▶ **Challenge**
Give a count of the lines below that have the string "temperature" in them, with no other words.

▶ **Data extract**
******

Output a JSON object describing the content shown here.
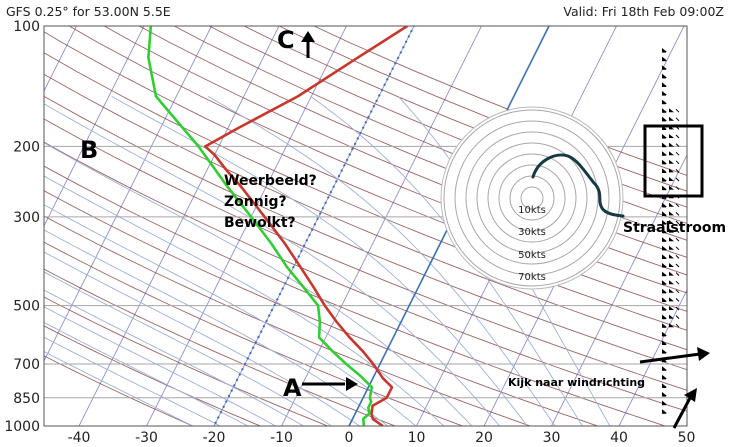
{
  "header": {
    "model_info": "GFS 0.25° for 53.00N 5.5E",
    "valid": "Valid: Fri 18th Feb 09:00Z"
  },
  "chart_data": {
    "type": "skew-t",
    "x_ticks": [
      -40,
      -30,
      -20,
      -10,
      0,
      10,
      20,
      30,
      40,
      50
    ],
    "y_ticks": [
      100,
      200,
      300,
      500,
      700,
      850,
      1000
    ],
    "xlim": [
      -45,
      50
    ],
    "ylim": [
      1000,
      100
    ],
    "series": [
      {
        "name": "",
        "color": "#c8372d",
        "role": "temperature",
        "values": [
          [
            1000,
            5
          ],
          [
            960,
            3
          ],
          [
            930,
            2.4
          ],
          [
            890,
            2
          ],
          [
            850,
            3.5
          ],
          [
            800,
            3.5
          ],
          [
            760,
            1.5
          ],
          [
            700,
            -1
          ],
          [
            650,
            -3.5
          ],
          [
            600,
            -6.5
          ],
          [
            550,
            -9.5
          ],
          [
            500,
            -12.5
          ],
          [
            450,
            -15.5
          ],
          [
            400,
            -19
          ],
          [
            350,
            -23
          ],
          [
            300,
            -28
          ],
          [
            250,
            -34
          ],
          [
            230,
            -37
          ],
          [
            210,
            -40
          ],
          [
            200,
            -42
          ],
          [
            180,
            -38.5
          ],
          [
            150,
            -32
          ],
          [
            120,
            -26
          ],
          [
            100,
            -21
          ]
        ]
      },
      {
        "name": "",
        "color": "#33cc33",
        "role": "dewpoint",
        "values": [
          [
            1000,
            2.2
          ],
          [
            960,
            1.6
          ],
          [
            930,
            2.1
          ],
          [
            900,
            1.5
          ],
          [
            870,
            1.5
          ],
          [
            850,
            1
          ],
          [
            800,
            0.5
          ],
          [
            750,
            -2
          ],
          [
            700,
            -5
          ],
          [
            650,
            -8
          ],
          [
            600,
            -11
          ],
          [
            550,
            -12
          ],
          [
            500,
            -13.5
          ],
          [
            450,
            -17
          ],
          [
            400,
            -21
          ],
          [
            350,
            -25
          ],
          [
            300,
            -30
          ],
          [
            250,
            -36
          ],
          [
            200,
            -43
          ],
          [
            150,
            -53
          ],
          [
            120,
            -57
          ],
          [
            100,
            -59
          ]
        ]
      }
    ],
    "hodograph": {
      "ring_labels": [
        "10kts",
        "30kts",
        "50kts",
        "70kts"
      ]
    }
  },
  "annotations": {
    "label_a": "A",
    "label_b": "B",
    "label_c": "C",
    "weather_lines": [
      "Weerbeeld?",
      "Zonnig?",
      "Bewolkt?"
    ],
    "jetstream": "Straalstroom",
    "wind_direction": "Kijk naar windrichting"
  },
  "colors": {
    "temperature": "#c8372d",
    "dewpoint": "#33cc33",
    "isotherm": "#8e8ec8",
    "dry_adiabat": "#8a4a4a",
    "moist_adiabat": "#9fb0d8",
    "freezing_line": "#3b6fb5",
    "mixing_ratio": "#3b6fb5",
    "hodograph_trace": "#163a44",
    "annotation": "#000000"
  }
}
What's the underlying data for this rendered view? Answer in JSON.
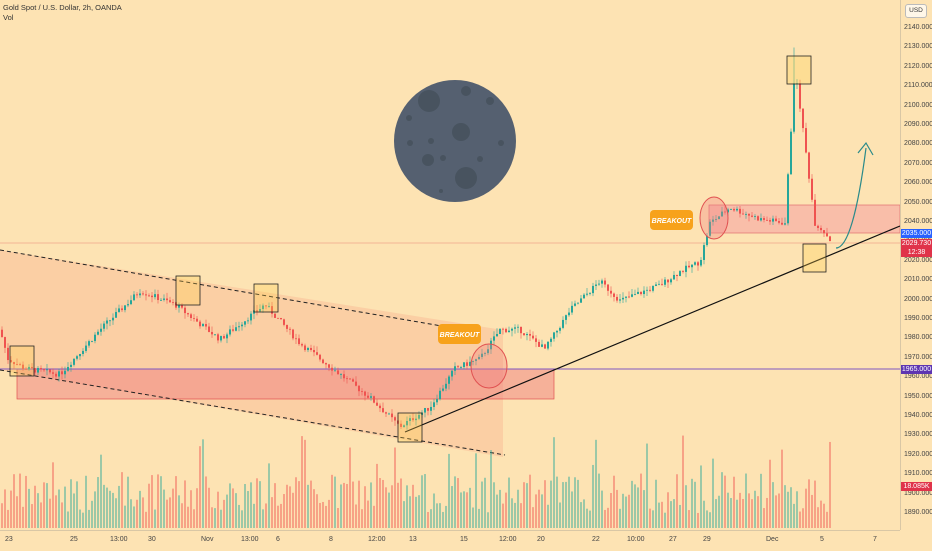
{
  "header": {
    "title": "Gold Spot / U.S. Dollar, 2h, OANDA",
    "indicator": "Vol"
  },
  "price_axis": {
    "currency": "USD",
    "ticks": [
      "2140.000",
      "2130.000",
      "2120.000",
      "2110.000",
      "2100.000",
      "2090.000",
      "2080.000",
      "2070.000",
      "2060.000",
      "2050.000",
      "2040.000",
      "2030.000",
      "2020.000",
      "2010.000",
      "2000.000",
      "1990.000",
      "1980.000",
      "1970.000",
      "1960.000",
      "1950.000",
      "1940.000",
      "1930.000",
      "1920.000",
      "1910.000",
      "1900.000",
      "1890.000"
    ],
    "tag_level": "2035.000",
    "tag_price": "2029.730",
    "tag_countdown": "12:38",
    "tag_support": "1965.000",
    "tag_volume": "18.085K"
  },
  "time_axis": {
    "ticks": [
      "23",
      "25",
      "13:00",
      "30",
      "Nov",
      "13:00",
      "6",
      "8",
      "12:00",
      "13",
      "15",
      "12:00",
      "20",
      "22",
      "10:00",
      "27",
      "29",
      "Dec",
      "5",
      "7"
    ]
  },
  "annotations": {
    "breakout_1": "BREAKOUT",
    "breakout_2": "BREAKOUT"
  },
  "colors": {
    "background": "#fde3b3",
    "bull": "#26a69a",
    "bear": "#ef5350",
    "zone": "#f5a88a",
    "support_line": "#7e57c2",
    "tag_blue": "#2962ff",
    "tag_red": "#e0334a"
  },
  "icons": [
    "moon-icon",
    "arrow-up-icon"
  ],
  "chart_data": {
    "type": "candlestick",
    "title": "Gold Spot / U.S. Dollar, 2h, OANDA",
    "x_axis_ticks": [
      "23",
      "25",
      "13:00",
      "30",
      "Nov",
      "13:00",
      "6",
      "8",
      "12:00",
      "13",
      "15",
      "12:00",
      "20",
      "22",
      "10:00",
      "27",
      "29",
      "Dec",
      "5",
      "7"
    ],
    "y_range": [
      1885,
      2148
    ],
    "levels": {
      "resistance_zone": [
        2035,
        2050
      ],
      "support_line": 1965,
      "current_price": 2029.73
    },
    "price_path": [
      [
        0,
        1985
      ],
      [
        8,
        1970
      ],
      [
        25,
        1965
      ],
      [
        60,
        1962
      ],
      [
        100,
        1985
      ],
      [
        140,
        2005
      ],
      [
        175,
        1998
      ],
      [
        220,
        1980
      ],
      [
        265,
        1998
      ],
      [
        300,
        1978
      ],
      [
        340,
        1962
      ],
      [
        370,
        1950
      ],
      [
        400,
        1935
      ],
      [
        430,
        1945
      ],
      [
        455,
        1965
      ],
      [
        480,
        1970
      ],
      [
        500,
        1985
      ],
      [
        520,
        1985
      ],
      [
        545,
        1975
      ],
      [
        570,
        1995
      ],
      [
        600,
        2010
      ],
      [
        620,
        2000
      ],
      [
        660,
        2008
      ],
      [
        680,
        2015
      ],
      [
        700,
        2020
      ],
      [
        710,
        2040
      ],
      [
        730,
        2048
      ],
      [
        760,
        2042
      ],
      [
        785,
        2040
      ],
      [
        795,
        2120
      ],
      [
        805,
        2080
      ],
      [
        815,
        2040
      ],
      [
        825,
        2035
      ],
      [
        832,
        2030
      ]
    ],
    "volume_series": "Vol"
  }
}
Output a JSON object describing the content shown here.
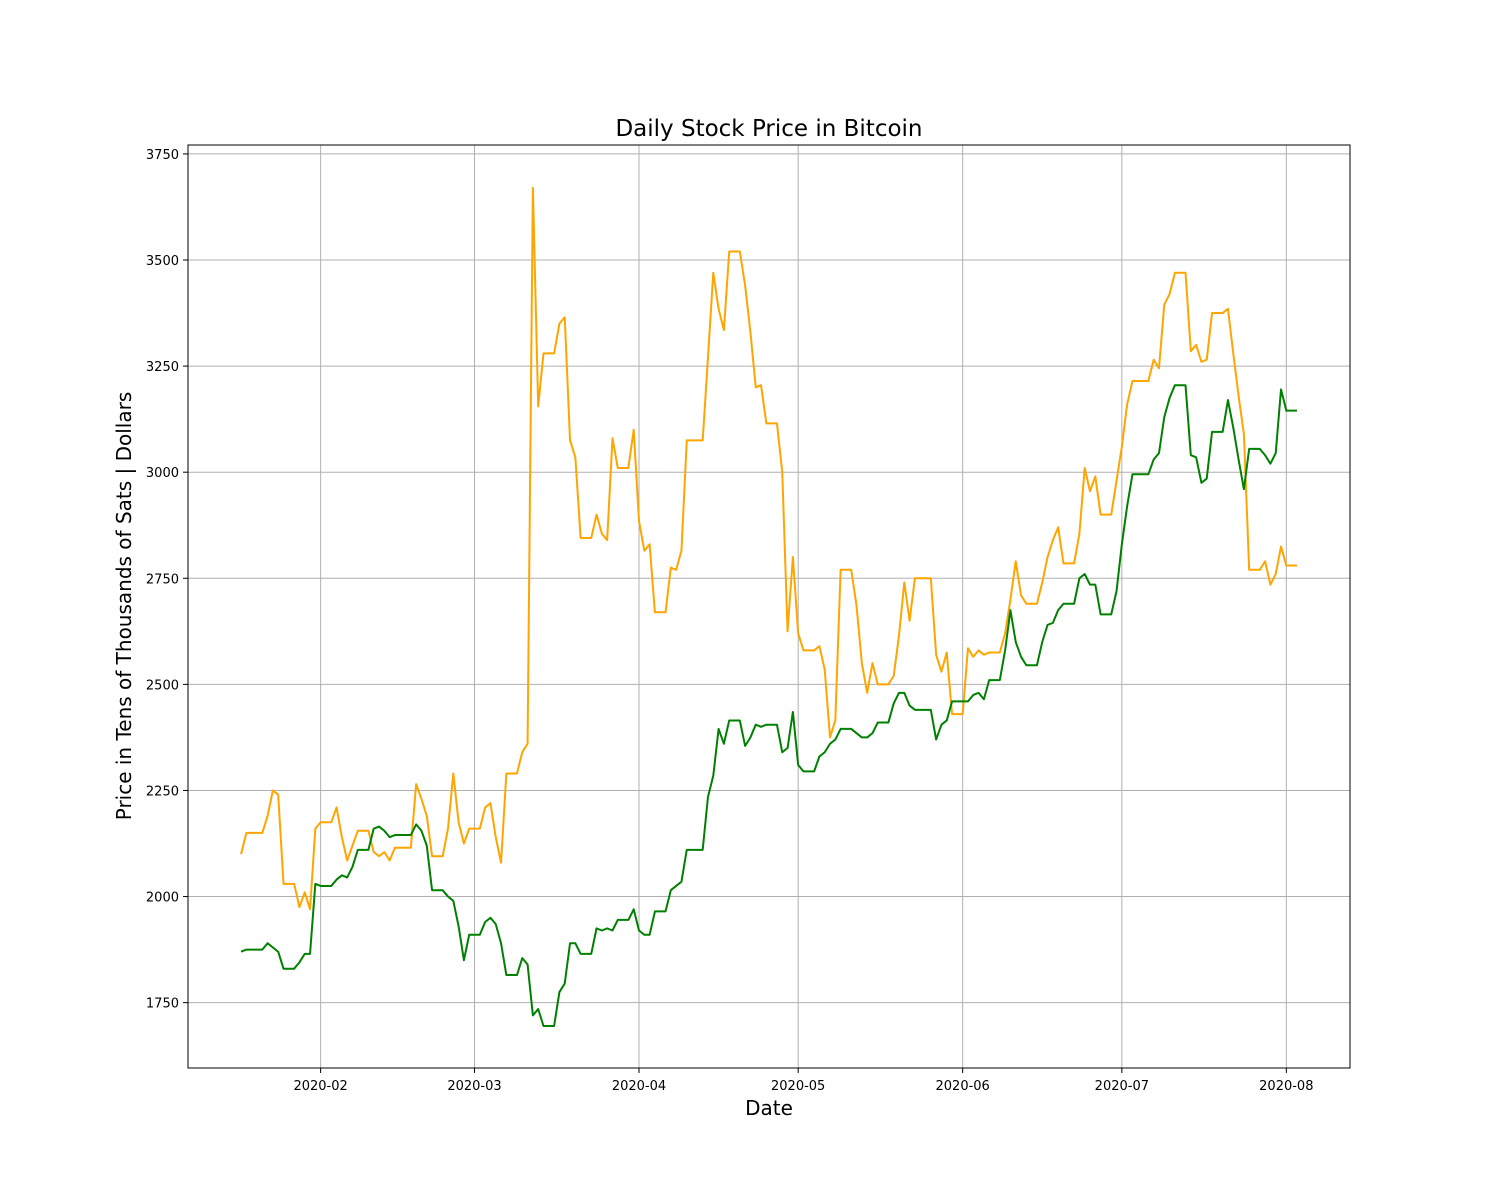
{
  "chart_data": {
    "type": "line",
    "title": "Daily Stock Price in Bitcoin",
    "x_label": "Date",
    "y_label": "Price in Tens of Thousands of Sats | Dollars",
    "x": [
      "2020-01-17",
      "2020-01-18",
      "2020-01-19",
      "2020-01-20",
      "2020-01-21",
      "2020-01-22",
      "2020-01-23",
      "2020-01-24",
      "2020-01-25",
      "2020-01-26",
      "2020-01-27",
      "2020-01-28",
      "2020-01-29",
      "2020-01-30",
      "2020-01-31",
      "2020-02-01",
      "2020-02-02",
      "2020-02-03",
      "2020-02-04",
      "2020-02-05",
      "2020-02-06",
      "2020-02-07",
      "2020-02-08",
      "2020-02-09",
      "2020-02-10",
      "2020-02-11",
      "2020-02-12",
      "2020-02-13",
      "2020-02-14",
      "2020-02-15",
      "2020-02-16",
      "2020-02-17",
      "2020-02-18",
      "2020-02-19",
      "2020-02-20",
      "2020-02-21",
      "2020-02-22",
      "2020-02-23",
      "2020-02-24",
      "2020-02-25",
      "2020-02-26",
      "2020-02-27",
      "2020-02-28",
      "2020-02-29",
      "2020-03-01",
      "2020-03-02",
      "2020-03-03",
      "2020-03-04",
      "2020-03-05",
      "2020-03-06",
      "2020-03-07",
      "2020-03-08",
      "2020-03-09",
      "2020-03-10",
      "2020-03-11",
      "2020-03-12",
      "2020-03-13",
      "2020-03-14",
      "2020-03-15",
      "2020-03-16",
      "2020-03-17",
      "2020-03-18",
      "2020-03-19",
      "2020-03-20",
      "2020-03-21",
      "2020-03-22",
      "2020-03-23",
      "2020-03-24",
      "2020-03-25",
      "2020-03-26",
      "2020-03-27",
      "2020-03-28",
      "2020-03-29",
      "2020-03-30",
      "2020-03-31",
      "2020-04-01",
      "2020-04-02",
      "2020-04-03",
      "2020-04-04",
      "2020-04-05",
      "2020-04-06",
      "2020-04-07",
      "2020-04-08",
      "2020-04-09",
      "2020-04-10",
      "2020-04-11",
      "2020-04-12",
      "2020-04-13",
      "2020-04-14",
      "2020-04-15",
      "2020-04-16",
      "2020-04-17",
      "2020-04-18",
      "2020-04-19",
      "2020-04-20",
      "2020-04-21",
      "2020-04-22",
      "2020-04-23",
      "2020-04-24",
      "2020-04-25",
      "2020-04-26",
      "2020-04-27",
      "2020-04-28",
      "2020-04-29",
      "2020-04-30",
      "2020-05-01",
      "2020-05-02",
      "2020-05-03",
      "2020-05-04",
      "2020-05-05",
      "2020-05-06",
      "2020-05-07",
      "2020-05-08",
      "2020-05-09",
      "2020-05-10",
      "2020-05-11",
      "2020-05-12",
      "2020-05-13",
      "2020-05-14",
      "2020-05-15",
      "2020-05-16",
      "2020-05-17",
      "2020-05-18",
      "2020-05-19",
      "2020-05-20",
      "2020-05-21",
      "2020-05-22",
      "2020-05-23",
      "2020-05-24",
      "2020-05-25",
      "2020-05-26",
      "2020-05-27",
      "2020-05-28",
      "2020-05-29",
      "2020-05-30",
      "2020-05-31",
      "2020-06-01",
      "2020-06-02",
      "2020-06-03",
      "2020-06-04",
      "2020-06-05",
      "2020-06-06",
      "2020-06-07",
      "2020-06-08",
      "2020-06-09",
      "2020-06-10",
      "2020-06-11",
      "2020-06-12",
      "2020-06-13",
      "2020-06-14",
      "2020-06-15",
      "2020-06-16",
      "2020-06-17",
      "2020-06-18",
      "2020-06-19",
      "2020-06-20",
      "2020-06-21",
      "2020-06-22",
      "2020-06-23",
      "2020-06-24",
      "2020-06-25",
      "2020-06-26",
      "2020-06-27",
      "2020-06-28",
      "2020-06-29",
      "2020-06-30",
      "2020-07-01",
      "2020-07-02",
      "2020-07-03",
      "2020-07-04",
      "2020-07-05",
      "2020-07-06",
      "2020-07-07",
      "2020-07-08",
      "2020-07-09",
      "2020-07-10",
      "2020-07-11",
      "2020-07-12",
      "2020-07-13",
      "2020-07-14",
      "2020-07-15",
      "2020-07-16",
      "2020-07-17",
      "2020-07-18",
      "2020-07-19",
      "2020-07-20",
      "2020-07-21",
      "2020-07-22",
      "2020-07-23",
      "2020-07-24",
      "2020-07-25",
      "2020-07-26",
      "2020-07-27",
      "2020-07-28",
      "2020-07-29",
      "2020-07-30",
      "2020-07-31",
      "2020-08-01",
      "2020-08-02",
      "2020-08-03"
    ],
    "series": [
      {
        "color": "orange",
        "values": [
          2100,
          2150,
          2150,
          2150,
          2150,
          2190,
          2250,
          2240,
          2030,
          2030,
          2030,
          1975,
          2010,
          1970,
          2160,
          2175,
          2175,
          2175,
          2210,
          2140,
          2085,
          2120,
          2155,
          2155,
          2155,
          2105,
          2095,
          2105,
          2085,
          2115,
          2115,
          2115,
          2115,
          2265,
          2230,
          2190,
          2095,
          2095,
          2095,
          2160,
          2290,
          2175,
          2125,
          2160,
          2160,
          2160,
          2210,
          2220,
          2140,
          2080,
          2290,
          2290,
          2290,
          2340,
          2360,
          3670,
          3155,
          3280,
          3280,
          3280,
          3350,
          3365,
          3075,
          3035,
          2845,
          2845,
          2845,
          2900,
          2855,
          2840,
          3080,
          3010,
          3010,
          3010,
          3100,
          2885,
          2815,
          2830,
          2670,
          2670,
          2670,
          2775,
          2770,
          2815,
          3075,
          3075,
          3075,
          3075,
          3270,
          3470,
          3385,
          3335,
          3520,
          3520,
          3520,
          3440,
          3330,
          3200,
          3205,
          3115,
          3115,
          3115,
          3000,
          2625,
          2800,
          2620,
          2580,
          2580,
          2580,
          2590,
          2535,
          2375,
          2415,
          2770,
          2770,
          2770,
          2685,
          2550,
          2480,
          2550,
          2500,
          2500,
          2500,
          2520,
          2615,
          2740,
          2650,
          2750,
          2750,
          2750,
          2750,
          2570,
          2530,
          2575,
          2430,
          2430,
          2430,
          2585,
          2565,
          2580,
          2570,
          2575,
          2575,
          2575,
          2620,
          2700,
          2790,
          2710,
          2690,
          2690,
          2690,
          2740,
          2800,
          2840,
          2870,
          2785,
          2785,
          2785,
          2855,
          3010,
          2955,
          2990,
          2900,
          2900,
          2900,
          2980,
          3060,
          3160,
          3215,
          3215,
          3215,
          3215,
          3265,
          3245,
          3395,
          3420,
          3470,
          3470,
          3470,
          3285,
          3300,
          3260,
          3265,
          3375,
          3375,
          3375,
          3385,
          3280,
          3180,
          3090,
          2770,
          2770,
          2770,
          2790,
          2735,
          2760,
          2825,
          2780,
          2780,
          2780
        ]
      },
      {
        "color": "green",
        "values": [
          1870,
          1875,
          1875,
          1875,
          1875,
          1890,
          1880,
          1870,
          1830,
          1830,
          1830,
          1845,
          1865,
          1865,
          2030,
          2025,
          2025,
          2025,
          2040,
          2050,
          2045,
          2070,
          2110,
          2110,
          2110,
          2160,
          2165,
          2155,
          2140,
          2145,
          2145,
          2145,
          2145,
          2170,
          2155,
          2120,
          2015,
          2015,
          2015,
          2000,
          1990,
          1930,
          1850,
          1910,
          1910,
          1910,
          1940,
          1950,
          1935,
          1890,
          1815,
          1815,
          1815,
          1855,
          1840,
          1720,
          1735,
          1695,
          1695,
          1695,
          1775,
          1795,
          1890,
          1890,
          1865,
          1865,
          1865,
          1925,
          1920,
          1925,
          1920,
          1945,
          1945,
          1945,
          1970,
          1920,
          1910,
          1910,
          1965,
          1965,
          1965,
          2015,
          2025,
          2035,
          2110,
          2110,
          2110,
          2110,
          2235,
          2285,
          2395,
          2360,
          2415,
          2415,
          2415,
          2355,
          2375,
          2405,
          2400,
          2405,
          2405,
          2405,
          2340,
          2350,
          2435,
          2310,
          2295,
          2295,
          2295,
          2330,
          2340,
          2360,
          2370,
          2395,
          2395,
          2395,
          2385,
          2375,
          2375,
          2385,
          2410,
          2410,
          2410,
          2455,
          2480,
          2480,
          2450,
          2440,
          2440,
          2440,
          2440,
          2370,
          2405,
          2415,
          2460,
          2460,
          2460,
          2460,
          2475,
          2480,
          2465,
          2510,
          2510,
          2510,
          2580,
          2675,
          2600,
          2565,
          2545,
          2545,
          2545,
          2600,
          2640,
          2645,
          2675,
          2690,
          2690,
          2690,
          2750,
          2760,
          2735,
          2735,
          2665,
          2665,
          2665,
          2720,
          2830,
          2920,
          2995,
          2995,
          2995,
          2995,
          3030,
          3045,
          3130,
          3175,
          3205,
          3205,
          3205,
          3040,
          3035,
          2975,
          2985,
          3095,
          3095,
          3095,
          3170,
          3105,
          3030,
          2960,
          3055,
          3055,
          3055,
          3040,
          3020,
          3045,
          3195,
          3145,
          3145,
          3145
        ]
      }
    ],
    "xlim": [
      "2020-01-07",
      "2020-08-13"
    ],
    "xticks": [
      {
        "value": "2020-02-01",
        "label": "2020-02"
      },
      {
        "value": "2020-03-01",
        "label": "2020-03"
      },
      {
        "value": "2020-04-01",
        "label": "2020-04"
      },
      {
        "value": "2020-05-01",
        "label": "2020-05"
      },
      {
        "value": "2020-06-01",
        "label": "2020-06"
      },
      {
        "value": "2020-07-01",
        "label": "2020-07"
      },
      {
        "value": "2020-08-01",
        "label": "2020-08"
      }
    ],
    "ylim": [
      1596,
      3771
    ],
    "yticks": [
      1750,
      2000,
      2250,
      2500,
      2750,
      3000,
      3250,
      3500,
      3750
    ],
    "grid": true
  }
}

******

▶ **Task answer**
2